Exercise objective.
Show all lines from the listing below that contain "SPECJALISTYCZNE".

Provided entries.
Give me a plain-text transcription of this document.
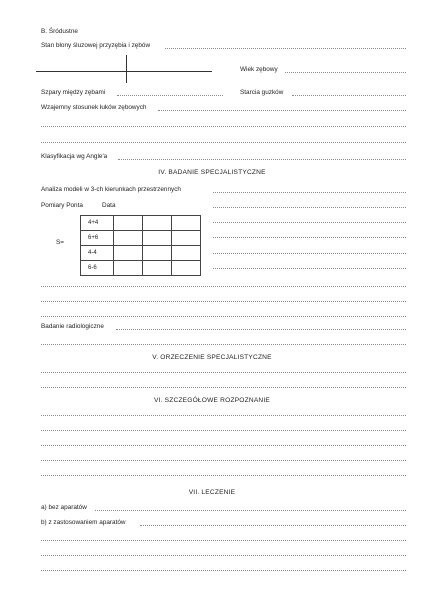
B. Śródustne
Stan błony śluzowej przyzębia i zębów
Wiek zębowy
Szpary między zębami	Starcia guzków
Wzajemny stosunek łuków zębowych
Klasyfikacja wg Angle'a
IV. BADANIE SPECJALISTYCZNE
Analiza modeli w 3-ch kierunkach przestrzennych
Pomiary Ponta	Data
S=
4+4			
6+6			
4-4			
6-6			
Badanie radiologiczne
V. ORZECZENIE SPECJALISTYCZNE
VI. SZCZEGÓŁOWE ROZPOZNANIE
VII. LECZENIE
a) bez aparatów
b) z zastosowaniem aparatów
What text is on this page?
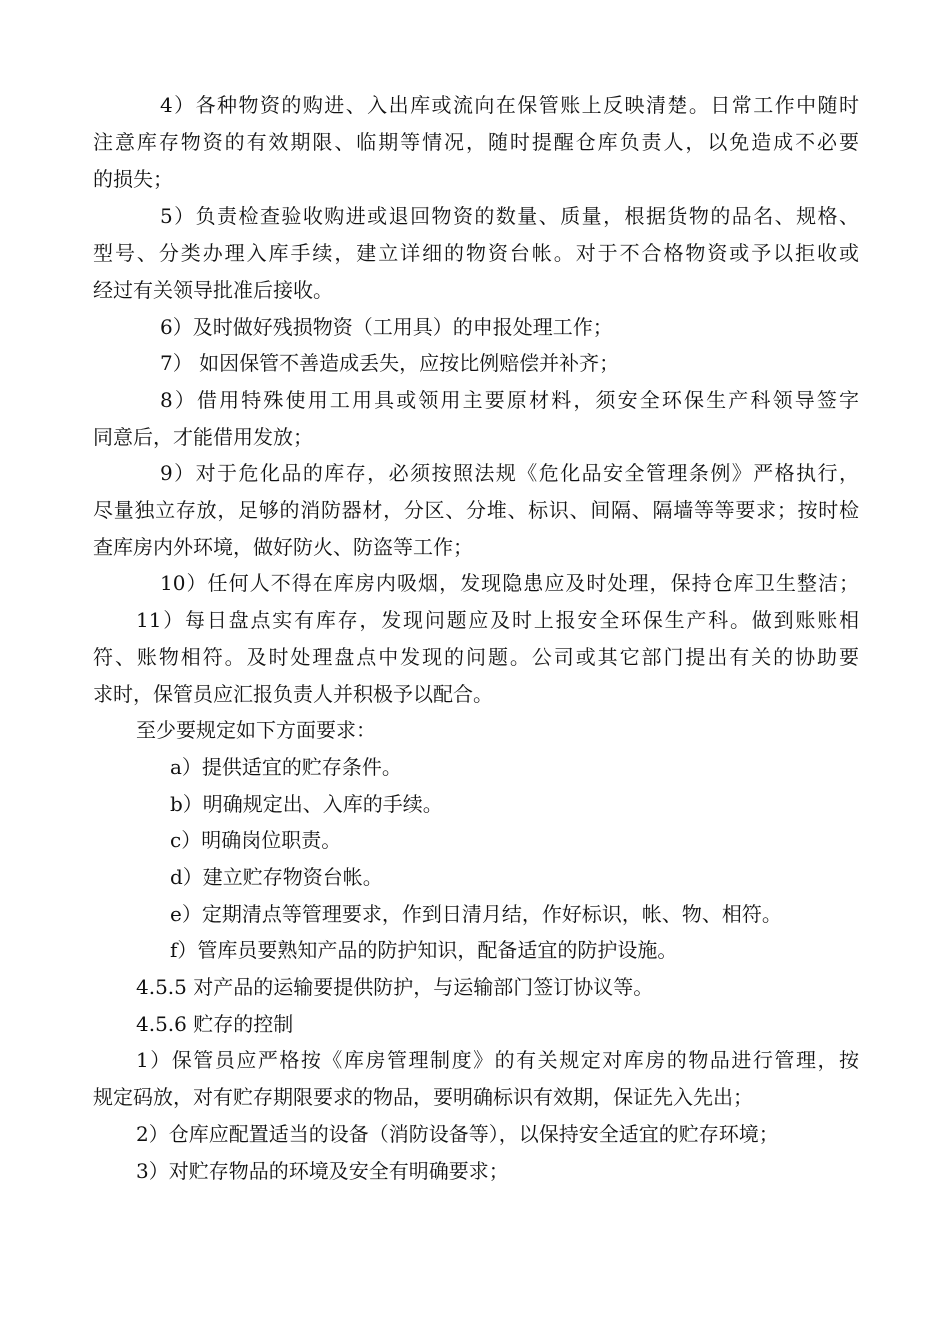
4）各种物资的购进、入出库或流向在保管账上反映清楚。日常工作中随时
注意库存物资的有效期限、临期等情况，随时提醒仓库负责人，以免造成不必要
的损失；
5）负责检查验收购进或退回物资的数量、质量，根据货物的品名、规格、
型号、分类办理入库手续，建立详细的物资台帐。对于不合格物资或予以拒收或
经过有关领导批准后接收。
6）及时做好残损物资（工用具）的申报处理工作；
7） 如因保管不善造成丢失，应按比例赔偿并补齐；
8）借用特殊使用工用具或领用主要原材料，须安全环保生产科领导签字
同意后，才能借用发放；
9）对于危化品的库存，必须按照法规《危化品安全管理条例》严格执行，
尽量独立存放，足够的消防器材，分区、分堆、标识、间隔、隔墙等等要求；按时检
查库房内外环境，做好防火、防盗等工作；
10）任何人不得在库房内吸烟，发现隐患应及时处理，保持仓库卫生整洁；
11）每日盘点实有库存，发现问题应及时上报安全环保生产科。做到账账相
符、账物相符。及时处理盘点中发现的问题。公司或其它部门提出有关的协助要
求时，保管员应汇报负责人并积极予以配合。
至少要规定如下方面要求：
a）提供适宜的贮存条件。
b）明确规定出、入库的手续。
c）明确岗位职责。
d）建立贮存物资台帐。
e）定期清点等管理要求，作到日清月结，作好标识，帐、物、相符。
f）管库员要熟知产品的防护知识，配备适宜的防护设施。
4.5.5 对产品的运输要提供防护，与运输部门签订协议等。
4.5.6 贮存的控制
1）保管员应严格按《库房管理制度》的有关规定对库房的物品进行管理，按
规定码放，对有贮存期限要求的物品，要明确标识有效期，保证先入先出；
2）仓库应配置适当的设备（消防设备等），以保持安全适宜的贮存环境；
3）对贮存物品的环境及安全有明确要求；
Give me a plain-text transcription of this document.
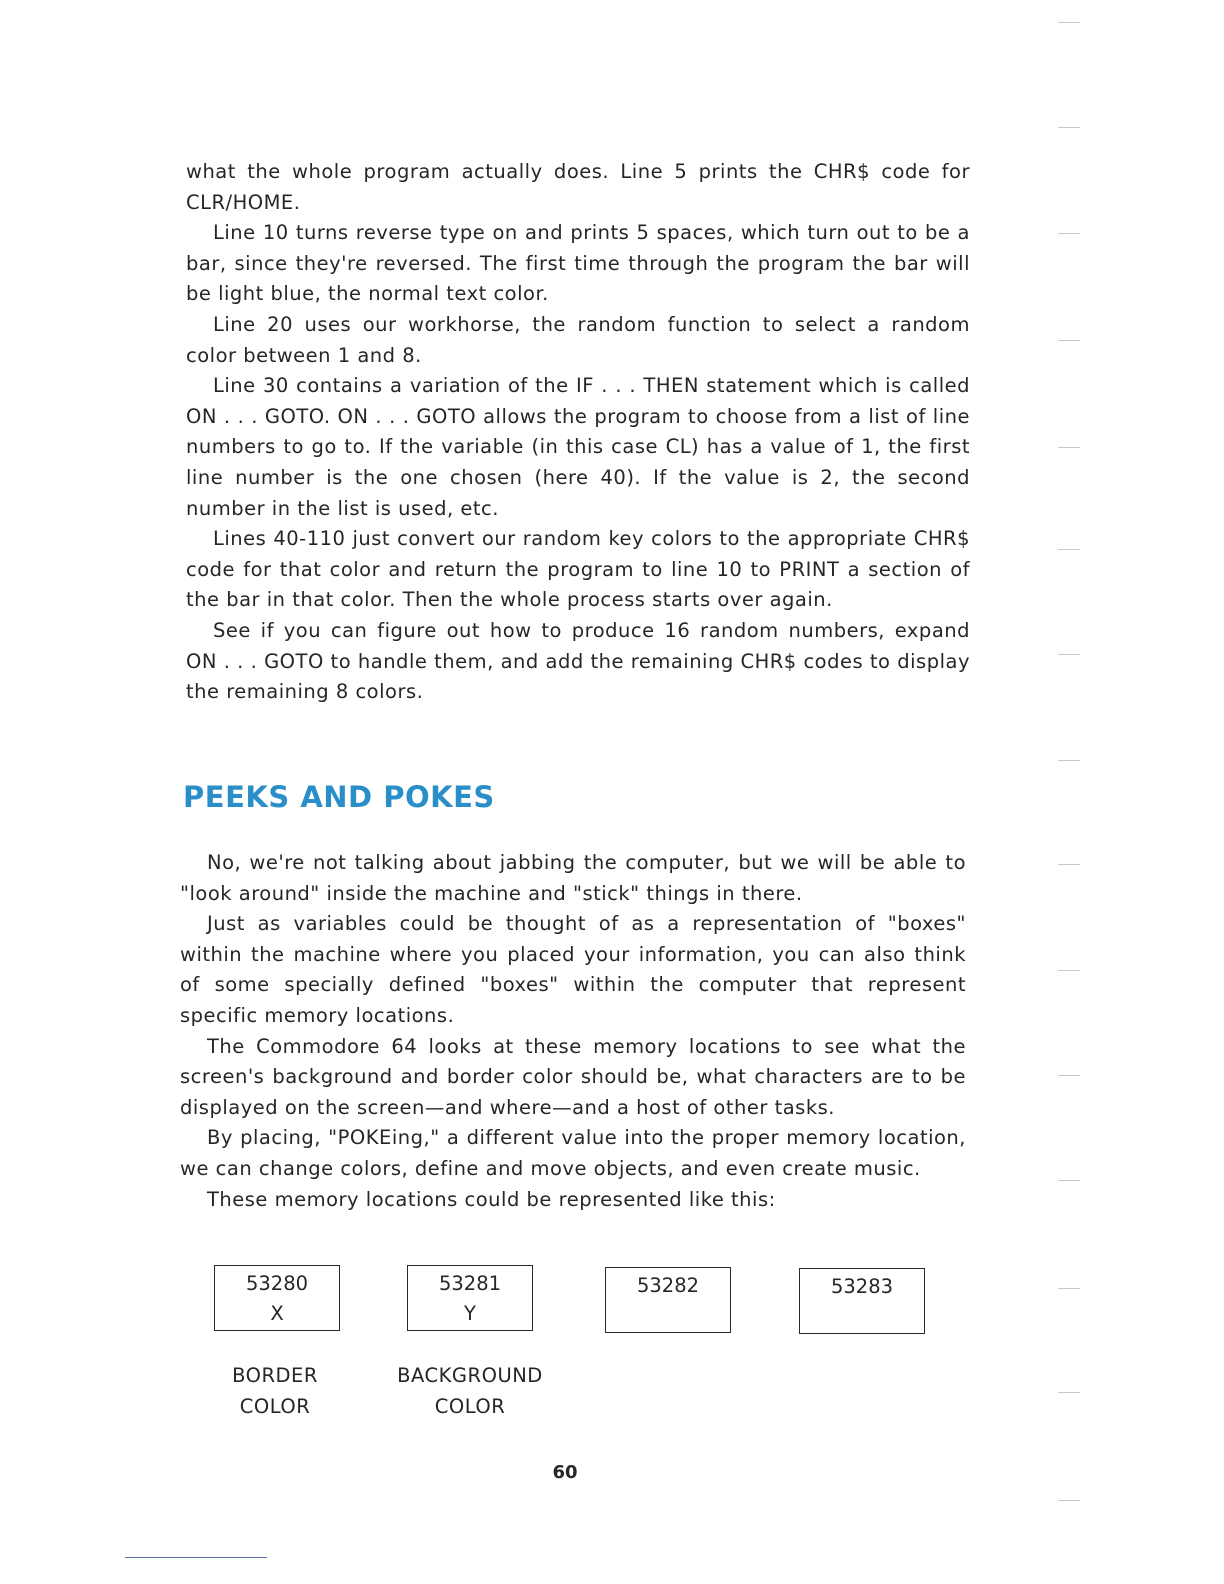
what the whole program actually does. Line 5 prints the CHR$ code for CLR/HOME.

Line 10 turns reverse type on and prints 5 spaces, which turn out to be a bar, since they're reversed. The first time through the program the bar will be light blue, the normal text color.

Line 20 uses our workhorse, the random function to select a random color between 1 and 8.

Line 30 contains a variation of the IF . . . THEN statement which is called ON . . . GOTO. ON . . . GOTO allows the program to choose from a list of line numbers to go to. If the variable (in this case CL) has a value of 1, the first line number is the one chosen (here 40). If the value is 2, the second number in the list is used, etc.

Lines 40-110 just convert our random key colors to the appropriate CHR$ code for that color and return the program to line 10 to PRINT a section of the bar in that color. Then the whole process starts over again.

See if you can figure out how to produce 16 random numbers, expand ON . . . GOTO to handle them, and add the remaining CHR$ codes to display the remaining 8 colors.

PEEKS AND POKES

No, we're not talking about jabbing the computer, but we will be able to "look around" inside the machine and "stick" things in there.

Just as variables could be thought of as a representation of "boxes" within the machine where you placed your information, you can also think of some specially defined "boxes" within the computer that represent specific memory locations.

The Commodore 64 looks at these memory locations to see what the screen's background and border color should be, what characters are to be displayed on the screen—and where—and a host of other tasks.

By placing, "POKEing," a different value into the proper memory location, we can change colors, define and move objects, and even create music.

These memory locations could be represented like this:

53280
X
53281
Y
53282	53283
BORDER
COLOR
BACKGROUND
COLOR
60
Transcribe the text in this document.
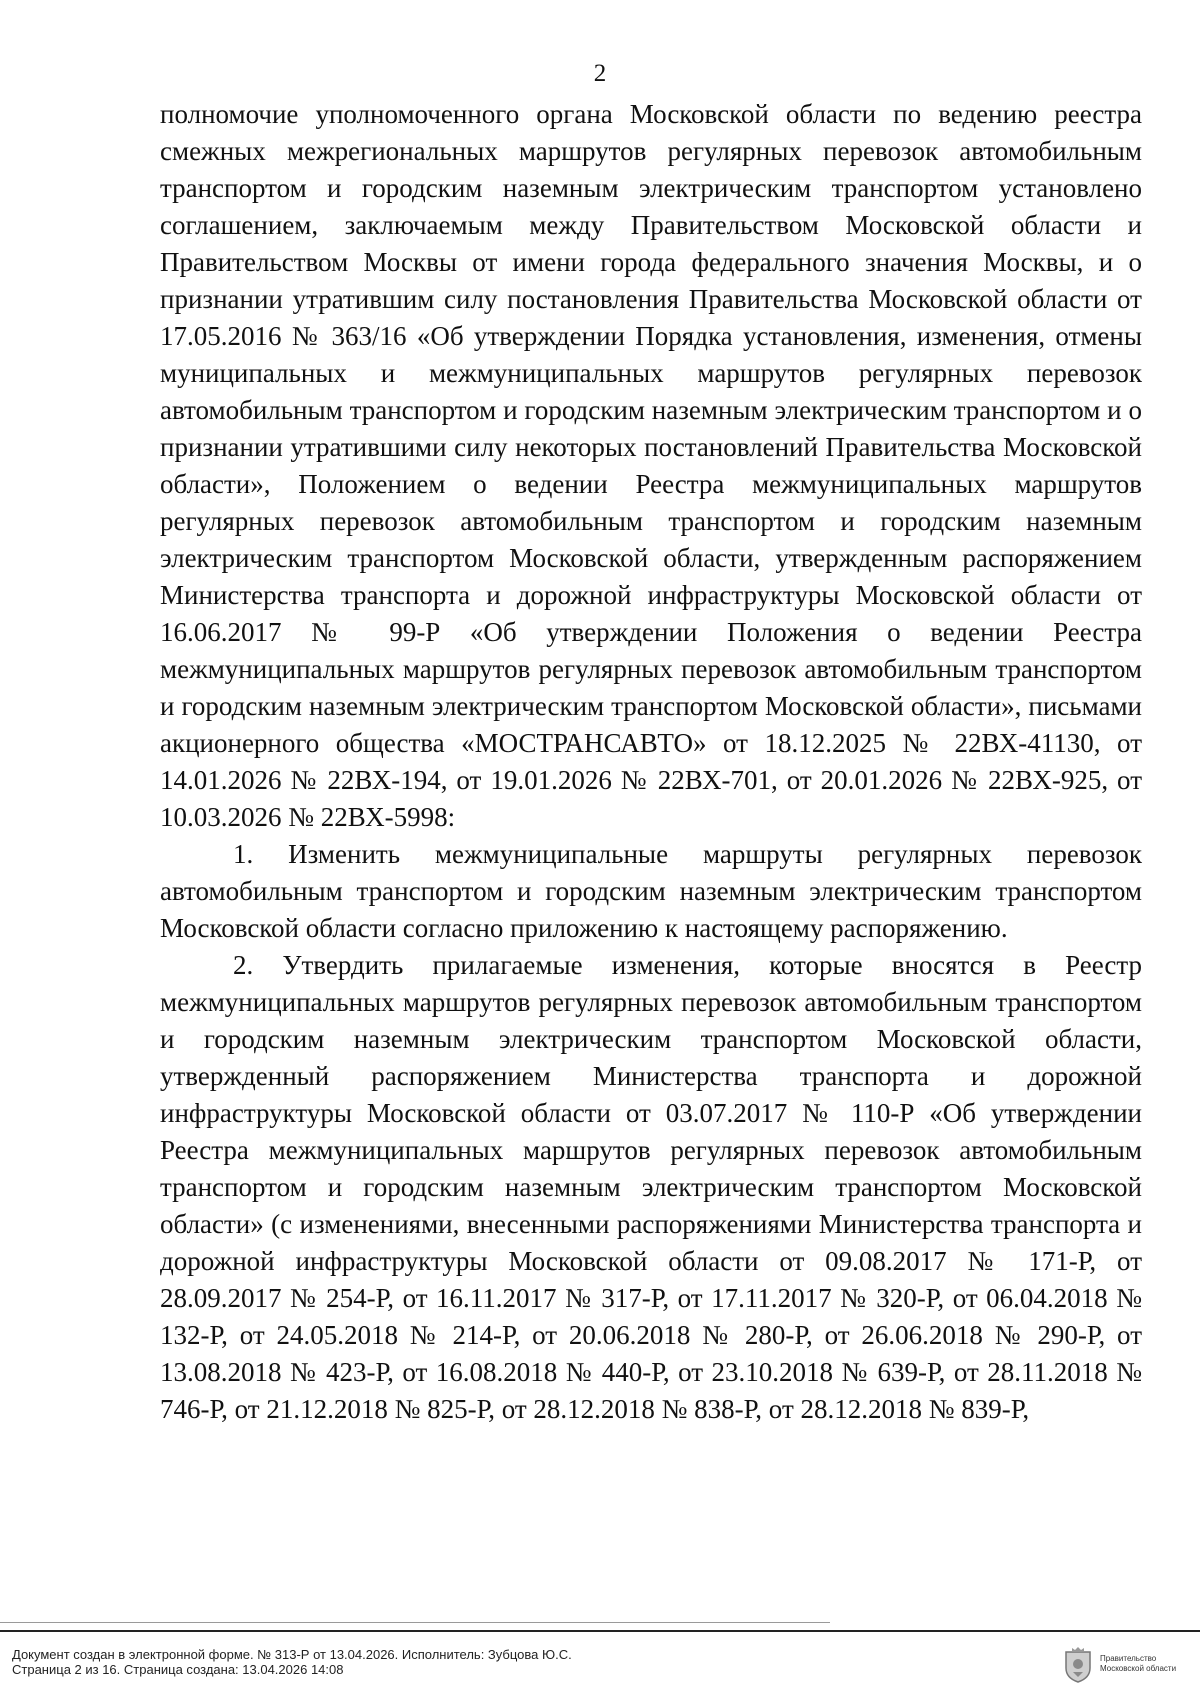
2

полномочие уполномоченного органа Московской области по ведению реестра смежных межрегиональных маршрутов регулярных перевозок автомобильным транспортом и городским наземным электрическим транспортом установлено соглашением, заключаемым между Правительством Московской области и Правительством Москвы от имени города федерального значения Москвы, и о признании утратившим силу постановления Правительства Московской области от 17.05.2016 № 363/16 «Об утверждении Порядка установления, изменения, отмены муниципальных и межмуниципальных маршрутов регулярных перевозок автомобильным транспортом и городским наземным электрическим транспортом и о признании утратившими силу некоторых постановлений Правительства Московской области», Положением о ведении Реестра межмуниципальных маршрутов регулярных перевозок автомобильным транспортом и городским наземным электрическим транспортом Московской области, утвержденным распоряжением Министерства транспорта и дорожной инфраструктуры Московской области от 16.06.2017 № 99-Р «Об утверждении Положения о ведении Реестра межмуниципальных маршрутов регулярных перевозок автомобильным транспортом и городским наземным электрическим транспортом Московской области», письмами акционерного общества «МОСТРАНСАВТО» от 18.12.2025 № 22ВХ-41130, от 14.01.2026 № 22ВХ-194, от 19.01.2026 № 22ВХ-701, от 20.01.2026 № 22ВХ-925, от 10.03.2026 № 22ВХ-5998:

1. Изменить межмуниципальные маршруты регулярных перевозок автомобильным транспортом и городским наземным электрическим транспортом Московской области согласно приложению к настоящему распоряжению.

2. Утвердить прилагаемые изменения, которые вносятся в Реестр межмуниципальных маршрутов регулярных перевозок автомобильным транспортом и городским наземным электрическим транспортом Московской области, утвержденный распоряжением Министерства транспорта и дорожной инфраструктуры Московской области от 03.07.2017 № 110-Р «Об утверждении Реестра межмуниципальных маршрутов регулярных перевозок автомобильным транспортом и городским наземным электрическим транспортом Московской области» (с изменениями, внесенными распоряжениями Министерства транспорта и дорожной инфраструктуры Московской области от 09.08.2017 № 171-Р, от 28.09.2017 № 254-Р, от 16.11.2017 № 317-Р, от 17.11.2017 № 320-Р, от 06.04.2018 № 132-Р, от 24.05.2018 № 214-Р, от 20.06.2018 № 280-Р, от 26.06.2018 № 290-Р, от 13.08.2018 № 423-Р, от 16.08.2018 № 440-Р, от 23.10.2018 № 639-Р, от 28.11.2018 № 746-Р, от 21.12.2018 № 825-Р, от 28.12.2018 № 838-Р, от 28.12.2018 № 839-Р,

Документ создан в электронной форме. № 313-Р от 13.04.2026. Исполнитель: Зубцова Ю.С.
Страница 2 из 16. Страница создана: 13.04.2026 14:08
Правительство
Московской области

Answer for the task.
IV. BADANIE SPECJALISTYCZNE
V. ORZECZENIE SPECJALISTYCZNE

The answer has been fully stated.